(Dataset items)
----------------
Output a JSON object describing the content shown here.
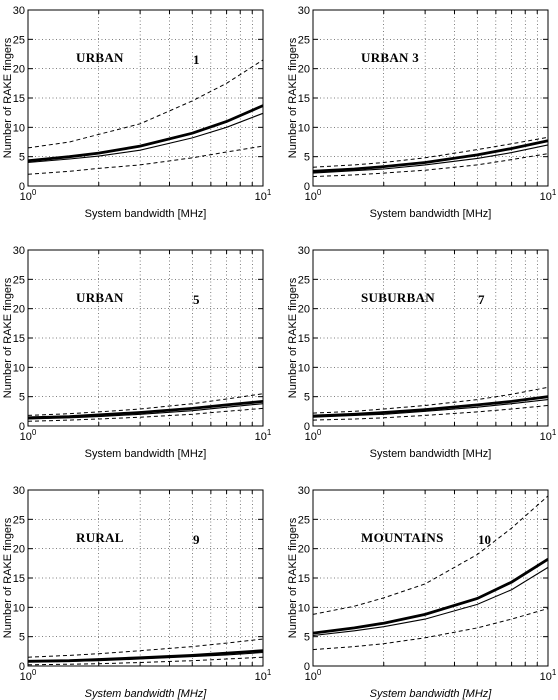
{
  "chart_data": [
    {
      "type": "line",
      "title": "URBAN",
      "number": "1",
      "xlabel": "System bandwidth [MHz]",
      "ylabel": "Number of RAKE fingers",
      "xscale": "log",
      "xlim": [
        1,
        10
      ],
      "ylim": [
        0,
        30
      ],
      "x_ticks": [
        "10^0",
        "10^1"
      ],
      "y_ticks": [
        0,
        5,
        10,
        15,
        20,
        25,
        30
      ],
      "grid": true,
      "x": [
        1,
        1.5,
        2,
        3,
        5,
        7,
        10
      ],
      "series": [
        {
          "style": "dashed",
          "values": [
            6.5,
            7.5,
            8.8,
            10.6,
            14.5,
            17.5,
            21.5
          ]
        },
        {
          "style": "thick",
          "values": [
            4.3,
            5.0,
            5.6,
            6.8,
            9.0,
            11.0,
            13.7
          ]
        },
        {
          "style": "thin",
          "values": [
            4.0,
            4.6,
            5.1,
            6.1,
            8.2,
            10.0,
            12.4
          ]
        },
        {
          "style": "dashed",
          "values": [
            2.0,
            2.5,
            3.0,
            3.6,
            4.8,
            5.8,
            6.8
          ]
        }
      ]
    },
    {
      "type": "line",
      "title": "URBAN 3",
      "number": "",
      "xlabel": "System bandwidth [MHz]",
      "ylabel": "Number of RAKE fingers",
      "xscale": "log",
      "xlim": [
        1,
        10
      ],
      "ylim": [
        0,
        30
      ],
      "x_ticks": [
        "10^0",
        "10^1"
      ],
      "y_ticks": [
        0,
        5,
        10,
        15,
        20,
        25,
        30
      ],
      "grid": true,
      "x": [
        1,
        1.5,
        2,
        3,
        5,
        7,
        10
      ],
      "series": [
        {
          "style": "dashed",
          "values": [
            3.2,
            3.6,
            4.0,
            4.8,
            6.2,
            7.2,
            8.3
          ]
        },
        {
          "style": "thick",
          "values": [
            2.5,
            2.9,
            3.3,
            4.0,
            5.3,
            6.4,
            7.7
          ]
        },
        {
          "style": "thin",
          "values": [
            2.2,
            2.6,
            2.9,
            3.6,
            4.7,
            5.7,
            7.0
          ]
        },
        {
          "style": "dashed",
          "values": [
            1.6,
            1.9,
            2.2,
            2.7,
            3.6,
            4.5,
            5.5
          ]
        }
      ]
    },
    {
      "type": "line",
      "title": "URBAN",
      "number": "5",
      "xlabel": "System bandwidth [MHz]",
      "ylabel": "Number of RAKE fingers",
      "xscale": "log",
      "xlim": [
        1,
        10
      ],
      "ylim": [
        0,
        30
      ],
      "x_ticks": [
        "10^0",
        "10^1"
      ],
      "y_ticks": [
        0,
        5,
        10,
        15,
        20,
        25,
        30
      ],
      "grid": true,
      "x": [
        1,
        1.5,
        2,
        3,
        5,
        7,
        10
      ],
      "series": [
        {
          "style": "dashed",
          "values": [
            1.8,
            2.1,
            2.4,
            2.9,
            3.8,
            4.6,
            5.5
          ]
        },
        {
          "style": "thick",
          "values": [
            1.4,
            1.6,
            1.9,
            2.3,
            3.0,
            3.6,
            4.2
          ]
        },
        {
          "style": "thin",
          "values": [
            1.2,
            1.4,
            1.6,
            2.0,
            2.6,
            3.2,
            3.8
          ]
        },
        {
          "style": "dashed",
          "values": [
            0.8,
            1.0,
            1.2,
            1.5,
            2.0,
            2.5,
            3.0
          ]
        }
      ]
    },
    {
      "type": "line",
      "title": "SUBURBAN",
      "number": "7",
      "xlabel": "System bandwidth [MHz]",
      "ylabel": "Number of RAKE fingers",
      "xscale": "log",
      "xlim": [
        1,
        10
      ],
      "ylim": [
        0,
        30
      ],
      "x_ticks": [
        "10^0",
        "10^1"
      ],
      "y_ticks": [
        0,
        5,
        10,
        15,
        20,
        25,
        30
      ],
      "grid": true,
      "x": [
        1,
        1.5,
        2,
        3,
        5,
        7,
        10
      ],
      "series": [
        {
          "style": "dashed",
          "values": [
            2.2,
            2.5,
            2.9,
            3.5,
            4.5,
            5.4,
            6.6
          ]
        },
        {
          "style": "thick",
          "values": [
            1.7,
            2.0,
            2.3,
            2.8,
            3.6,
            4.2,
            5.0
          ]
        },
        {
          "style": "thin",
          "values": [
            1.5,
            1.8,
            2.0,
            2.5,
            3.2,
            3.8,
            4.5
          ]
        },
        {
          "style": "dashed",
          "values": [
            1.0,
            1.2,
            1.4,
            1.8,
            2.4,
            2.9,
            3.5
          ]
        }
      ]
    },
    {
      "type": "line",
      "title": "RURAL",
      "number": "9",
      "xlabel": "System bandwidth [MHz]",
      "ylabel": "Number of RAKE fingers",
      "xscale": "log",
      "xlim": [
        1,
        10
      ],
      "ylim": [
        0,
        30
      ],
      "x_ticks": [
        "10^0",
        "10^1"
      ],
      "y_ticks": [
        0,
        5,
        10,
        15,
        20,
        25,
        30
      ],
      "grid": true,
      "x": [
        1,
        1.5,
        2,
        3,
        5,
        7,
        10
      ],
      "series": [
        {
          "style": "dashed",
          "values": [
            1.5,
            1.8,
            2.1,
            2.6,
            3.3,
            3.9,
            4.6
          ]
        },
        {
          "style": "thick",
          "values": [
            0.8,
            0.9,
            1.1,
            1.4,
            1.8,
            2.2,
            2.6
          ]
        },
        {
          "style": "thin",
          "values": [
            0.7,
            0.8,
            0.9,
            1.2,
            1.6,
            1.9,
            2.3
          ]
        },
        {
          "style": "dashed",
          "values": [
            0.2,
            0.3,
            0.4,
            0.6,
            0.9,
            1.2,
            1.5
          ]
        }
      ]
    },
    {
      "type": "line",
      "title": "MOUNTAINS",
      "number": "10",
      "xlabel": "System bandwidth [MHz]",
      "ylabel": "Number of RAKE fingers",
      "xscale": "log",
      "xlim": [
        1,
        10
      ],
      "ylim": [
        0,
        30
      ],
      "x_ticks": [
        "10^0",
        "10^1"
      ],
      "y_ticks": [
        0,
        5,
        10,
        15,
        20,
        25,
        30
      ],
      "grid": true,
      "x": [
        1,
        1.5,
        2,
        3,
        5,
        7,
        10
      ],
      "series": [
        {
          "style": "dashed",
          "values": [
            8.8,
            10.2,
            11.6,
            14.0,
            19.0,
            23.5,
            29.0
          ]
        },
        {
          "style": "thick",
          "values": [
            5.6,
            6.5,
            7.3,
            8.8,
            11.5,
            14.3,
            18.2
          ]
        },
        {
          "style": "thin",
          "values": [
            5.2,
            6.0,
            6.7,
            8.0,
            10.5,
            13.0,
            16.8
          ]
        },
        {
          "style": "dashed",
          "values": [
            2.8,
            3.3,
            3.8,
            4.8,
            6.5,
            8.0,
            9.8
          ]
        }
      ]
    }
  ]
}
----------------
■ BRIEF ■
An exact transcription of all the entries is required, without the pictures.

■ ANSWER TO THIS PROBLEM ■
Output a JSON object describing the content shown here.
{
  "chart_data": [
    {
      "type": "line",
      "title": "URBAN",
      "number": "1",
      "xlabel": "System bandwidth [MHz]",
      "ylabel": "Number of RAKE fingers",
      "xscale": "log",
      "xlim": [
        1,
        10
      ],
      "ylim": [
        0,
        30
      ],
      "x_ticks": [
        "10^0",
        "10^1"
      ],
      "y_ticks": [
        0,
        5,
        10,
        15,
        20,
        25,
        30
      ],
      "grid": true,
      "x": [
        1,
        1.5,
        2,
        3,
        5,
        7,
        10
      ],
      "series": [
        {
          "style": "dashed",
          "values": [
            6.5,
            7.5,
            8.8,
            10.6,
            14.5,
            17.5,
            21.5
          ]
        },
        {
          "style": "thick",
          "values": [
            4.3,
            5.0,
            5.6,
            6.8,
            9.0,
            11.0,
            13.7
          ]
        },
        {
          "style": "thin",
          "values": [
            4.0,
            4.6,
            5.1,
            6.1,
            8.2,
            10.0,
            12.4
          ]
        },
        {
          "style": "dashed",
          "values": [
            2.0,
            2.5,
            3.0,
            3.6,
            4.8,
            5.8,
            6.8
          ]
        }
      ]
    },
    {
      "type": "line",
      "title": "URBAN 3",
      "number": "",
      "xlabel": "System bandwidth [MHz]",
      "ylabel": "Number of RAKE fingers",
      "xscale": "log",
      "xlim": [
        1,
        10
      ],
      "ylim": [
        0,
        30
      ],
      "x_ticks": [
        "10^0",
        "10^1"
      ],
      "y_ticks": [
        0,
        5,
        10,
        15,
        20,
        25,
        30
      ],
      "grid": true,
      "x": [
        1,
        1.5,
        2,
        3,
        5,
        7,
        10
      ],
      "series": [
        {
          "style": "dashed",
          "values": [
            3.2,
            3.6,
            4.0,
            4.8,
            6.2,
            7.2,
            8.3
          ]
        },
        {
          "style": "thick",
          "values": [
            2.5,
            2.9,
            3.3,
            4.0,
            5.3,
            6.4,
            7.7
          ]
        },
        {
          "style": "thin",
          "values": [
            2.2,
            2.6,
            2.9,
            3.6,
            4.7,
            5.7,
            7.0
          ]
        },
        {
          "style": "dashed",
          "values": [
            1.6,
            1.9,
            2.2,
            2.7,
            3.6,
            4.5,
            5.5
          ]
        }
      ]
    },
    {
      "type": "line",
      "title": "URBAN",
      "number": "5",
      "xlabel": "System bandwidth [MHz]",
      "ylabel": "Number of RAKE fingers",
      "xscale": "log",
      "xlim": [
        1,
        10
      ],
      "ylim": [
        0,
        30
      ],
      "x_ticks": [
        "10^0",
        "10^1"
      ],
      "y_ticks": [
        0,
        5,
        10,
        15,
        20,
        25,
        30
      ],
      "grid": true,
      "x": [
        1,
        1.5,
        2,
        3,
        5,
        7,
        10
      ],
      "series": [
        {
          "style": "dashed",
          "values": [
            1.8,
            2.1,
            2.4,
            2.9,
            3.8,
            4.6,
            5.5
          ]
        },
        {
          "style": "thick",
          "values": [
            1.4,
            1.6,
            1.9,
            2.3,
            3.0,
            3.6,
            4.2
          ]
        },
        {
          "style": "thin",
          "values": [
            1.2,
            1.4,
            1.6,
            2.0,
            2.6,
            3.2,
            3.8
          ]
        },
        {
          "style": "dashed",
          "values": [
            0.8,
            1.0,
            1.2,
            1.5,
            2.0,
            2.5,
            3.0
          ]
        }
      ]
    },
    {
      "type": "line",
      "title": "SUBURBAN",
      "number": "7",
      "xlabel": "System bandwidth [MHz]",
      "ylabel": "Number of RAKE fingers",
      "xscale": "log",
      "xlim": [
        1,
        10
      ],
      "ylim": [
        0,
        30
      ],
      "x_ticks": [
        "10^0",
        "10^1"
      ],
      "y_ticks": [
        0,
        5,
        10,
        15,
        20,
        25,
        30
      ],
      "grid": true,
      "x": [
        1,
        1.5,
        2,
        3,
        5,
        7,
        10
      ],
      "series": [
        {
          "style": "dashed",
          "values": [
            2.2,
            2.5,
            2.9,
            3.5,
            4.5,
            5.4,
            6.6
          ]
        },
        {
          "style": "thick",
          "values": [
            1.7,
            2.0,
            2.3,
            2.8,
            3.6,
            4.2,
            5.0
          ]
        },
        {
          "style": "thin",
          "values": [
            1.5,
            1.8,
            2.0,
            2.5,
            3.2,
            3.8,
            4.5
          ]
        },
        {
          "style": "dashed",
          "values": [
            1.0,
            1.2,
            1.4,
            1.8,
            2.4,
            2.9,
            3.5
          ]
        }
      ]
    },
    {
      "type": "line",
      "title": "RURAL",
      "number": "9",
      "xlabel": "System bandwidth [MHz]",
      "ylabel": "Number of RAKE fingers",
      "xscale": "log",
      "xlim": [
        1,
        10
      ],
      "ylim": [
        0,
        30
      ],
      "x_ticks": [
        "10^0",
        "10^1"
      ],
      "y_ticks": [
        0,
        5,
        10,
        15,
        20,
        25,
        30
      ],
      "grid": true,
      "x": [
        1,
        1.5,
        2,
        3,
        5,
        7,
        10
      ],
      "series": [
        {
          "style": "dashed",
          "values": [
            1.5,
            1.8,
            2.1,
            2.6,
            3.3,
            3.9,
            4.6
          ]
        },
        {
          "style": "thick",
          "values": [
            0.8,
            0.9,
            1.1,
            1.4,
            1.8,
            2.2,
            2.6
          ]
        },
        {
          "style": "thin",
          "values": [
            0.7,
            0.8,
            0.9,
            1.2,
            1.6,
            1.9,
            2.3
          ]
        },
        {
          "style": "dashed",
          "values": [
            0.2,
            0.3,
            0.4,
            0.6,
            0.9,
            1.2,
            1.5
          ]
        }
      ]
    },
    {
      "type": "line",
      "title": "MOUNTAINS",
      "number": "10",
      "xlabel": "System bandwidth [MHz]",
      "ylabel": "Number of RAKE fingers",
      "xscale": "log",
      "xlim": [
        1,
        10
      ],
      "ylim": [
        0,
        30
      ],
      "x_ticks": [
        "10^0",
        "10^1"
      ],
      "y_ticks": [
        0,
        5,
        10,
        15,
        20,
        25,
        30
      ],
      "grid": true,
      "x": [
        1,
        1.5,
        2,
        3,
        5,
        7,
        10
      ],
      "series": [
        {
          "style": "dashed",
          "values": [
            8.8,
            10.2,
            11.6,
            14.0,
            19.0,
            23.5,
            29.0
          ]
        },
        {
          "style": "thick",
          "values": [
            5.6,
            6.5,
            7.3,
            8.8,
            11.5,
            14.3,
            18.2
          ]
        },
        {
          "style": "thin",
          "values": [
            5.2,
            6.0,
            6.7,
            8.0,
            10.5,
            13.0,
            16.8
          ]
        },
        {
          "style": "dashed",
          "values": [
            2.8,
            3.3,
            3.8,
            4.8,
            6.5,
            8.0,
            9.8
          ]
        }
      ]
    }
  ]
}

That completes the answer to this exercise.